Dataset entries:
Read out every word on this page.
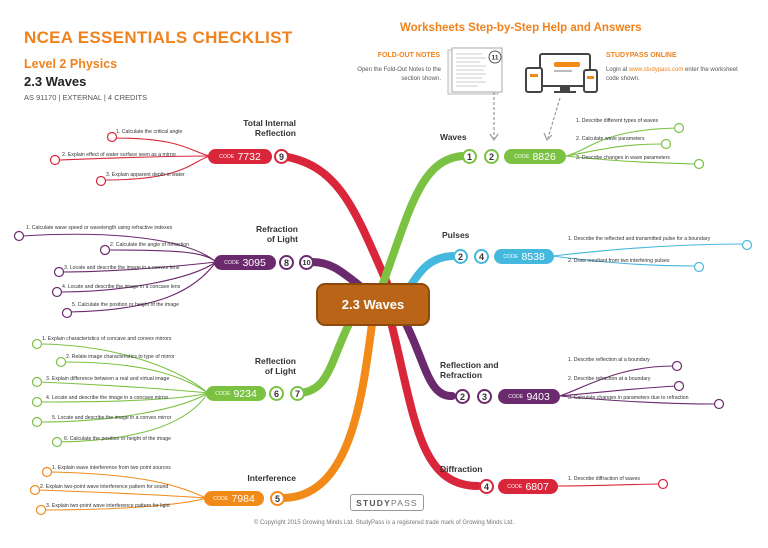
NCEA ESSENTIALS CHECKLIST
Level 2 Physics
2.3 Waves
AS 91170 | EXTERNAL | 4 CREDITS
Worksheets Step-by-Step Help and Answers
FOLD-OUT NOTES
Open the Fold-Out Notes to the section shown.
STUDYPASS ONLINE
Login at www.studypass.com enter the worksheet code shown.
11
2.3 Waves
Total Internal
Reflection
CODE 7732	9
1. Calculate the critical angle
2. Explain effect of water surface seen as a mirror
3. Explain apparent depth in water
Refraction
of Light
CODE 3095	8	10
1. Calculate wave speed or wavelength using refractive indexes
2. Calculate the angle of refraction
3. Locate and describe the image in a convex lens
4. Locate and describe the image in a concave lens
5. Calculate the position or height of the image
Reflection
of Light
CODE 9234	6	7
1. Explain characteristics of concave and convex mirrors
2. Relate image characteristics to type of mirror
3. Explain difference between a real and virtual image
4. Locate and describe the image in a concave mirror
5. Locate and describe the image in a convex mirror
6. Calculate the position or height of the image
Interference
CODE 7984	5
1. Explain wave interference from two point sources
2. Explain two-point wave interference pattern for sound
3. Explain two-point wave interference pattern for light
Waves
1	2	CODE 8826
1. Describe different types of waves
2. Calculate wave parameters
3. Describe changes in wave parameters
Pulses
2	4	CODE 8538
1. Describe the reflected and transmitted pulse for a boundary
2. Draw resultant from two interfering pulses
Reflection and
Refraction
2	3	CODE 9403
1. Describe reflection at a boundary
2. Describe refraction at a boundary
3. Calculate changes in parameters due to refraction
Diffraction
4	CODE 6807
1. Describe diffraction of waves
STUDY PASS
© Copyright 2015 Growing Minds Ltd. StudyPass is a registered trade mark of Growing Minds Ltd.
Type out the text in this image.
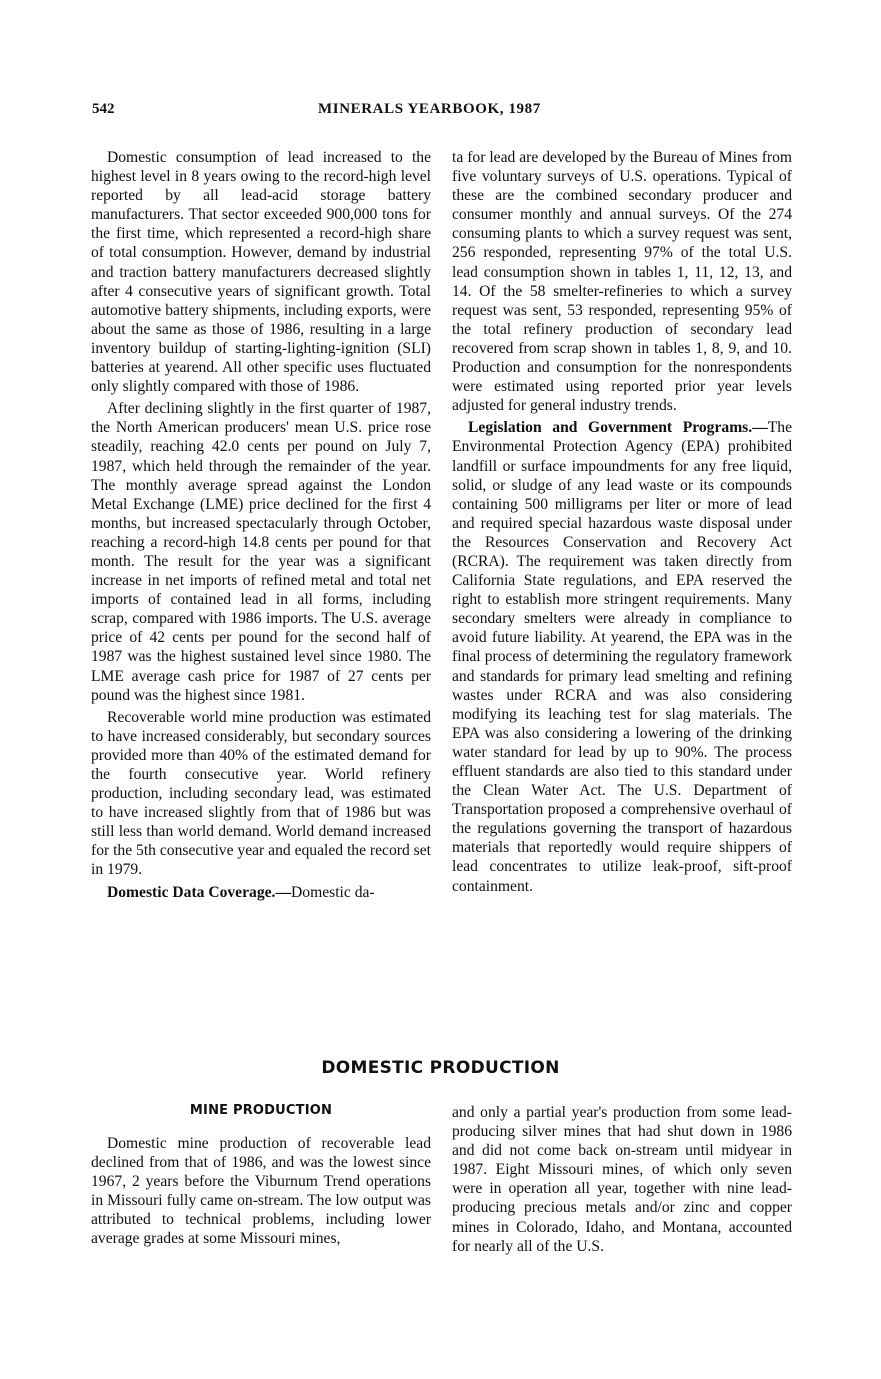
542	MINERALS YEARBOOK, 1987

Domestic consumption of lead increased to the highest level in 8 years owing to the record-high level reported by all lead-acid storage battery manufacturers. That sector exceeded 900,000 tons for the first time, which represented a record-high share of total consumption. However, demand by industrial and traction battery manufacturers decreased slightly after 4 consecutive years of significant growth. Total automotive battery shipments, including exports, were about the same as those of 1986, resulting in a large inventory buildup of starting-lighting-ignition (SLI) batteries at yearend. All other specific uses fluctuated only slightly compared with those of 1986.

After declining slightly in the first quarter of 1987, the North American producers' mean U.S. price rose steadily, reaching 42.0 cents per pound on July 7, 1987, which held through the remainder of the year. The monthly average spread against the London Metal Exchange (LME) price declined for the first 4 months, but increased spectacularly through October, reaching a record-high 14.8 cents per pound for that month. The result for the year was a significant increase in net imports of refined metal and total net imports of contained lead in all forms, including scrap, compared with 1986 imports. The U.S. average price of 42 cents per pound for the second half of 1987 was the highest sustained level since 1980. The LME average cash price for 1987 of 27 cents per pound was the highest since 1981.

Recoverable world mine production was estimated to have increased considerably, but secondary sources provided more than 40% of the estimated demand for the fourth consecutive year. World refinery production, including secondary lead, was estimated to have increased slightly from that of 1986 but was still less than world demand. World demand increased for the 5th consecutive year and equaled the record set in 1979.

Domestic Data Coverage.—Domestic da-

ta for lead are developed by the Bureau of Mines from five voluntary surveys of U.S. operations. Typical of these are the combined secondary producer and consumer monthly and annual surveys. Of the 274 consuming plants to which a survey request was sent, 256 responded, representing 97% of the total U.S. lead consumption shown in tables 1, 11, 12, 13, and 14. Of the 58 smelter-refineries to which a survey request was sent, 53 responded, representing 95% of the total refinery production of secondary lead recovered from scrap shown in tables 1, 8, 9, and 10. Production and consumption for the nonrespondents were estimated using reported prior year levels adjusted for general industry trends.

Legislation and Government Programs.—The Environmental Protection Agency (EPA) prohibited landfill or surface impoundments for any free liquid, solid, or sludge of any lead waste or its compounds containing 500 milligrams per liter or more of lead and required special hazardous waste disposal under the Resources Conservation and Recovery Act (RCRA). The requirement was taken directly from California State regulations, and EPA reserved the right to establish more stringent requirements. Many secondary smelters were already in compliance to avoid future liability. At yearend, the EPA was in the final process of determining the regulatory framework and standards for primary lead smelting and refining wastes under RCRA and was also considering modifying its leaching test for slag materials. The EPA was also considering a lowering of the drinking water standard for lead by up to 90%. The process effluent standards are also tied to this standard under the Clean Water Act. The U.S. Department of Transportation proposed a comprehensive overhaul of the regulations governing the transport of hazardous materials that reportedly would require shippers of lead concentrates to utilize leak-proof, sift-proof containment.

DOMESTIC PRODUCTION
MINE PRODUCTION

Domestic mine production of recoverable lead declined from that of 1986, and was the lowest since 1967, 2 years before the Viburnum Trend operations in Missouri fully came on-stream. The low output was attributed to technical problems, including lower average grades at some Missouri mines,

and only a partial year's production from some lead-producing silver mines that had shut down in 1986 and did not come back on-stream until midyear in 1987. Eight Missouri mines, of which only seven were in operation all year, together with nine lead-producing precious metals and/or zinc and copper mines in Colorado, Idaho, and Montana, accounted for nearly all of the U.S.
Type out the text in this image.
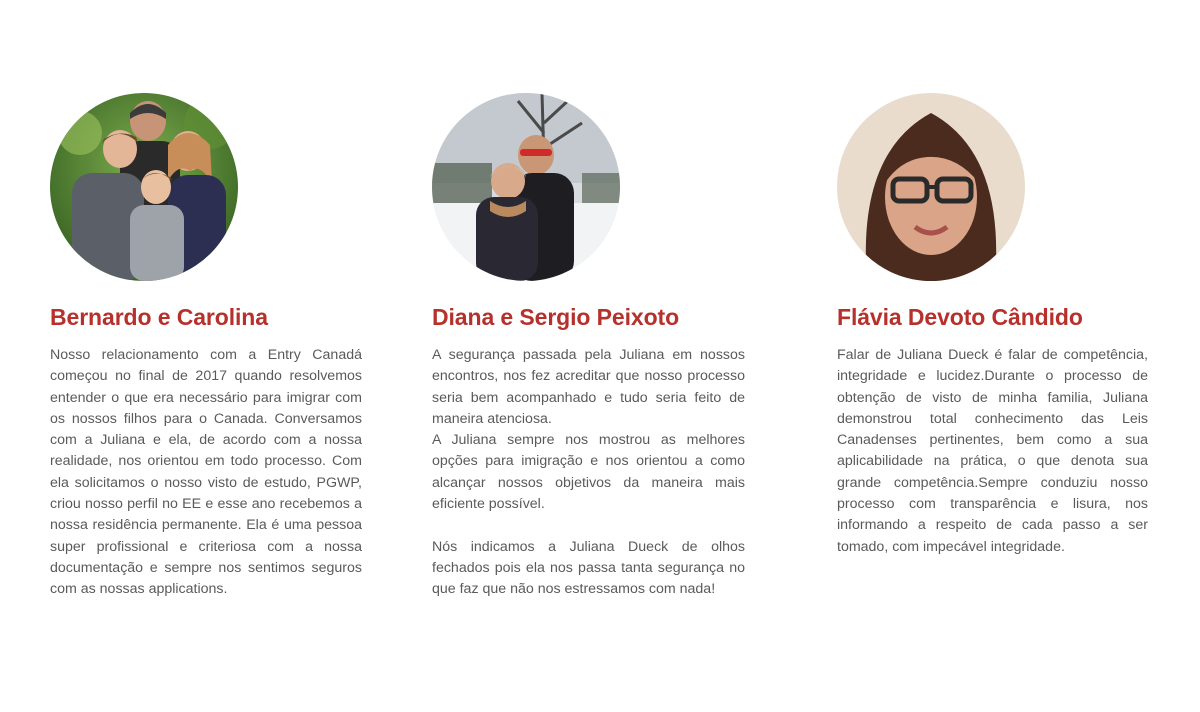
Bernardo e Carolina

Nosso relacionamento com a Entry Canadá começou no final de 2017 quando resolvemos entender o que era necessário para imigrar com os nossos filhos para o Canada. Conversamos com a Juliana e ela, de acordo com a nossa realidade, nos orientou em todo processo. Com ela solicitamos o nosso visto de estudo, PGWP, criou nosso perfil no EE e esse ano recebemos a nossa residência permanente. Ela é uma pessoa super profissional e criteriosa com a nossa documentação e sempre nos sentimos seguros com as nossas applications.

Diana e Sergio Peixoto

A segurança passada pela Juliana em nossos encontros, nos fez acreditar que nosso processo seria bem acompanhado e tudo seria feito de maneira atenciosa.

A Juliana sempre nos mostrou as melhores opções para imigração e nos orientou a como alcançar nossos objetivos da maneira mais eficiente possível.

Nós indicamos a Juliana Dueck de olhos fechados pois ela nos passa tanta segurança no que faz que não nos estressamos com nada!

Flávia Devoto Cândido

Falar de Juliana Dueck é falar de competência, integridade e lucidez.Durante o processo de obtenção de visto de minha familia, Juliana demonstrou total conhecimento das Leis Canadenses pertinentes, bem como a sua aplicabilidade na prática, o que denota sua grande competência.Sempre conduziu nosso processo com transparência e lisura, nos informando a respeito de cada passo a ser tomado, com impecável integridade.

What is asked :: Return the records exactly. Don't carry the pictures over.

Solution ::
Read out every word on this page.
NCEA ESSENTIALS CHECKLIST
Level 2 Physics
2.3 Waves
AS 91170 | EXTERNAL | 4 CREDITS
Worksheets Step-by-Step Help and Answers
FOLD-OUT NOTES
Open the Fold-Out Notes to the section shown.
STUDYPASS ONLINE
Login at www.studypass.com enter the worksheet code shown.
11
2.3 Waves
Total Internal
Reflection
CODE 7732	9
1. Calculate the critical angle
2. Explain effect of water surface seen as a mirror
3. Explain apparent depth in water
Refraction
of Light
CODE 3095	8	10
1. Calculate wave speed or wavelength using refractive indexes
2. Calculate the angle of refraction
3. Locate and describe the image in a convex lens
4. Locate and describe the image in a concave lens
5. Calculate the position or height of the image
Reflection
of Light
CODE 9234	6	7
1. Explain characteristics of concave and convex mirrors
2. Relate image characteristics to type of mirror
3. Explain difference between a real and virtual image
4. Locate and describe the image in a concave mirror
5. Locate and describe the image in a convex mirror
6. Calculate the position or height of the image
Interference
CODE 7984	5
1. Explain wave interference from two point sources
2. Explain two-point wave interference pattern for sound
3. Explain two-point wave interference pattern for light
Waves
1	2	CODE 8826
1. Describe different types of waves
2. Calculate wave parameters
3. Describe changes in wave parameters
Pulses
2	4	CODE 8538
1. Describe the reflected and transmitted pulse for a boundary
2. Draw resultant from two interfering pulses
Reflection and
Refraction
2	3	CODE 9403
1. Describe reflection at a boundary
2. Describe refraction at a boundary
3. Calculate changes in parameters due to refraction
Diffraction
4	CODE 6807
1. Describe diffraction of waves
STUDY PASS
© Copyright 2015 Growing Minds Ltd. StudyPass is a registered trade mark of Growing Minds Ltd.
Type out the text in this image.
542	MINERALS YEARBOOK, 1987

Domestic consumption of lead increased to the highest level in 8 years owing to the record-high level reported by all lead-acid storage battery manufacturers. That sector exceeded 900,000 tons for the first time, which represented a record-high share of total consumption. However, demand by industrial and traction battery manufacturers decreased slightly after 4 consecutive years of significant growth. Total automotive battery shipments, including exports, were about the same as those of 1986, resulting in a large inventory buildup of starting-lighting-ignition (SLI) batteries at yearend. All other specific uses fluctuated only slightly compared with those of 1986.

After declining slightly in the first quarter of 1987, the North American producers' mean U.S. price rose steadily, reaching 42.0 cents per pound on July 7, 1987, which held through the remainder of the year. The monthly average spread against the London Metal Exchange (LME) price declined for the first 4 months, but increased spectacularly through October, reaching a record-high 14.8 cents per pound for that month. The result for the year was a significant increase in net imports of refined metal and total net imports of contained lead in all forms, including scrap, compared with 1986 imports. The U.S. average price of 42 cents per pound for the second half of 1987 was the highest sustained level since 1980. The LME average cash price for 1987 of 27 cents per pound was the highest since 1981.

Recoverable world mine production was estimated to have increased considerably, but secondary sources provided more than 40% of the estimated demand for the fourth consecutive year. World refinery production, including secondary lead, was estimated to have increased slightly from that of 1986 but was still less than world demand. World demand increased for the 5th consecutive year and equaled the record set in 1979.

Domestic Data Coverage.—Domestic da-

ta for lead are developed by the Bureau of Mines from five voluntary surveys of U.S. operations. Typical of these are the combined secondary producer and consumer monthly and annual surveys. Of the 274 consuming plants to which a survey request was sent, 256 responded, representing 97% of the total U.S. lead consumption shown in tables 1, 11, 12, 13, and 14. Of the 58 smelter-refineries to which a survey request was sent, 53 responded, representing 95% of the total refinery production of secondary lead recovered from scrap shown in tables 1, 8, 9, and 10. Production and consumption for the nonrespondents were estimated using reported prior year levels adjusted for general industry trends.

Legislation and Government Programs.—The Environmental Protection Agency (EPA) prohibited landfill or surface impoundments for any free liquid, solid, or sludge of any lead waste or its compounds containing 500 milligrams per liter or more of lead and required special hazardous waste disposal under the Resources Conservation and Recovery Act (RCRA). The requirement was taken directly from California State regulations, and EPA reserved the right to establish more stringent requirements. Many secondary smelters were already in compliance to avoid future liability. At yearend, the EPA was in the final process of determining the regulatory framework and standards for primary lead smelting and refining wastes under RCRA and was also considering modifying its leaching test for slag materials. The EPA was also considering a lowering of the drinking water standard for lead by up to 90%. The process effluent standards are also tied to this standard under the Clean Water Act. The U.S. Department of Transportation proposed a comprehensive overhaul of the regulations governing the transport of hazardous materials that reportedly would require shippers of lead concentrates to utilize leak-proof, sift-proof containment.

DOMESTIC PRODUCTION
MINE PRODUCTION

Domestic mine production of recoverable lead declined from that of 1986, and was the lowest since 1967, 2 years before the Viburnum Trend operations in Missouri fully came on-stream. The low output was attributed to technical problems, including lower average grades at some Missouri mines,

and only a partial year's production from some lead-producing silver mines that had shut down in 1986 and did not come back on-stream until midyear in 1987. Eight Missouri mines, of which only seven were in operation all year, together with nine lead-producing precious metals and/or zinc and copper mines in Colorado, Idaho, and Montana, accounted for nearly all of the U.S.
Type out the text in this image.
Bernardo e Carolina

Nosso relacionamento com a Entry Canadá começou no final de 2017 quando resolvemos entender o que era necessário para imigrar com os nossos filhos para o Canada. Conversamos com a Juliana e ela, de acordo com a nossa realidade, nos orientou em todo processo. Com ela solicitamos o nosso visto de estudo, PGWP, criou nosso perfil no EE e esse ano recebemos a nossa residência permanente. Ela é uma pessoa super profissional e criteriosa com a nossa documentação e sempre nos sentimos seguros com as nossas applications.

Diana e Sergio Peixoto

A segurança passada pela Juliana em nossos encontros, nos fez acreditar que nosso processo seria bem acompanhado e tudo seria feito de maneira atenciosa.

A Juliana sempre nos mostrou as melhores opções para imigração e nos orientou a como alcançar nossos objetivos da maneira mais eficiente possível.

Nós indicamos a Juliana Dueck de olhos fechados pois ela nos passa tanta segurança no que faz que não nos estressamos com nada!

Flávia Devoto Cândido

Falar de Juliana Dueck é falar de competência, integridade e lucidez.Durante o processo de obtenção de visto de minha familia, Juliana demonstrou total conhecimento das Leis Canadenses pertinentes, bem como a sua aplicabilidade na prática, o que denota sua grande competência.Sempre conduziu nosso processo com transparência e lisura, nos informando a respeito de cada passo a ser tomado, com impecável integridade.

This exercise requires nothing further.